------ Given entries

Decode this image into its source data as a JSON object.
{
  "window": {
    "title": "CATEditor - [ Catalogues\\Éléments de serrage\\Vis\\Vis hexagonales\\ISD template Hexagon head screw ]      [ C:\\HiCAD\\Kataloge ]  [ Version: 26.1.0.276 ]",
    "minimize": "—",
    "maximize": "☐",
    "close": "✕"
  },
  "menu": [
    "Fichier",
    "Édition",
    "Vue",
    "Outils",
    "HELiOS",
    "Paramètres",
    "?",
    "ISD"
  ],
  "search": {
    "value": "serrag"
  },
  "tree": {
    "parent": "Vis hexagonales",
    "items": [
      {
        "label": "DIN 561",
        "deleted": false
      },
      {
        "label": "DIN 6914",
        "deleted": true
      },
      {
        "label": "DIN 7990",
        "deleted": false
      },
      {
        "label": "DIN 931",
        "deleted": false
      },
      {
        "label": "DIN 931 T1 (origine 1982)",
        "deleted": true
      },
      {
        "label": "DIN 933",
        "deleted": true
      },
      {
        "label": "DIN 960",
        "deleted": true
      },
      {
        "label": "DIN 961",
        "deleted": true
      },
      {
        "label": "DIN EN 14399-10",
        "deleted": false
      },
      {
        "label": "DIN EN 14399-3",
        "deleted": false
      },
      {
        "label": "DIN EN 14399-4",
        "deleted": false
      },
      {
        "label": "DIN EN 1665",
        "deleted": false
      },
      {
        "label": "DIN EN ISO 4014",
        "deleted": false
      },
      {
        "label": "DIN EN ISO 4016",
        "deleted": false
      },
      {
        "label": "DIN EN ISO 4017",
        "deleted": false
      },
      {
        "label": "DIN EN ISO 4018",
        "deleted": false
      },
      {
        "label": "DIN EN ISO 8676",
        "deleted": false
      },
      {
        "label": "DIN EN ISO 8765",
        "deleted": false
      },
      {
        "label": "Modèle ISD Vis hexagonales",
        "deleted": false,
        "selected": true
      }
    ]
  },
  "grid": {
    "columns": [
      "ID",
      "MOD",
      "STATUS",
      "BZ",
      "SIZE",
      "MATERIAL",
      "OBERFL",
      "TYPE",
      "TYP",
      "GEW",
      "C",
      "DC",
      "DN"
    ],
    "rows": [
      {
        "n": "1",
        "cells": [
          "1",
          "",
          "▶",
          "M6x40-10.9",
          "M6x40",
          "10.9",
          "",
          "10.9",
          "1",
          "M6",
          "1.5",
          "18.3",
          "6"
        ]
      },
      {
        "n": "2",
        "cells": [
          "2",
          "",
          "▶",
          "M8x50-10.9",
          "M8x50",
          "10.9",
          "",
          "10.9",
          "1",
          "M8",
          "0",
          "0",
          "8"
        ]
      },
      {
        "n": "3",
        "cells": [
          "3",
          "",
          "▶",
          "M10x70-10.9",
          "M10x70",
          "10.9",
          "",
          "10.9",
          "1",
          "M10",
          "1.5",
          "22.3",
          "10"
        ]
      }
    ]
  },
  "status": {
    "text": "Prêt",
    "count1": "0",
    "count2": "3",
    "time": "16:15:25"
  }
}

------------

Written task -
Each record must be repeated exactly as it is.

Task result -
Decode this image into its source data as a JSON object.
{
  "window": {
    "title": "CATEditor - [ Catalogues\\Éléments de serrage\\Vis\\Vis hexagonales\\ISD template Hexagon head screw ]      [ C:\\HiCAD\\Kataloge ]  [ Version: 26.1.0.276 ]",
    "minimize": "—",
    "maximize": "☐",
    "close": "✕"
  },
  "menu": [
    "Fichier",
    "Édition",
    "Vue",
    "Outils",
    "HELiOS",
    "Paramètres",
    "?",
    "ISD"
  ],
  "search": {
    "value": "serrag"
  },
  "tree": {
    "parent": "Vis hexagonales",
    "items": [
      {
        "label": "DIN 561",
        "deleted": false
      },
      {
        "label": "DIN 6914",
        "deleted": true
      },
      {
        "label": "DIN 7990",
        "deleted": false
      },
      {
        "label": "DIN 931",
        "deleted": false
      },
      {
        "label": "DIN 931 T1 (origine 1982)",
        "deleted": true
      },
      {
        "label": "DIN 933",
        "deleted": true
      },
      {
        "label": "DIN 960",
        "deleted": true
      },
      {
        "label": "DIN 961",
        "deleted": true
      },
      {
        "label": "DIN EN 14399-10",
        "deleted": false
      },
      {
        "label": "DIN EN 14399-3",
        "deleted": false
      },
      {
        "label": "DIN EN 14399-4",
        "deleted": false
      },
      {
        "label": "DIN EN 1665",
        "deleted": false
      },
      {
        "label": "DIN EN ISO 4014",
        "deleted": false
      },
      {
        "label": "DIN EN ISO 4016",
        "deleted": false
      },
      {
        "label": "DIN EN ISO 4017",
        "deleted": false
      },
      {
        "label": "DIN EN ISO 4018",
        "deleted": false
      },
      {
        "label": "DIN EN ISO 8676",
        "deleted": false
      },
      {
        "label": "DIN EN ISO 8765",
        "deleted": false
      },
      {
        "label": "Modèle ISD Vis hexagonales",
        "deleted": false,
        "selected": true
      }
    ]
  },
  "grid": {
    "columns": [
      "ID",
      "MOD",
      "STATUS",
      "BZ",
      "SIZE",
      "MATERIAL",
      "OBERFL",
      "TYPE",
      "TYP",
      "GEW",
      "C",
      "DC",
      "DN"
    ],
    "rows": [
      {
        "n": "1",
        "cells": [
          "1",
          "",
          "▶",
          "M6x40-10.9",
          "M6x40",
          "10.9",
          "",
          "10.9",
          "1",
          "M6",
          "1.5",
          "18.3",
          "6"
        ]
      },
      {
        "n": "2",
        "cells": [
          "2",
          "",
          "▶",
          "M8x50-10.9",
          "M8x50",
          "10.9",
          "",
          "10.9",
          "1",
          "M8",
          "0",
          "0",
          "8"
        ]
      },
      {
        "n": "3",
        "cells": [
          "3",
          "",
          "▶",
          "M10x70-10.9",
          "M10x70",
          "10.9",
          "",
          "10.9",
          "1",
          "M10",
          "1.5",
          "22.3",
          "10"
        ]
      }
    ]
  },
  "status": {
    "text": "Prêt",
    "count1": "0",
    "count2": "3",
    "time": "16:15:25"
  }
}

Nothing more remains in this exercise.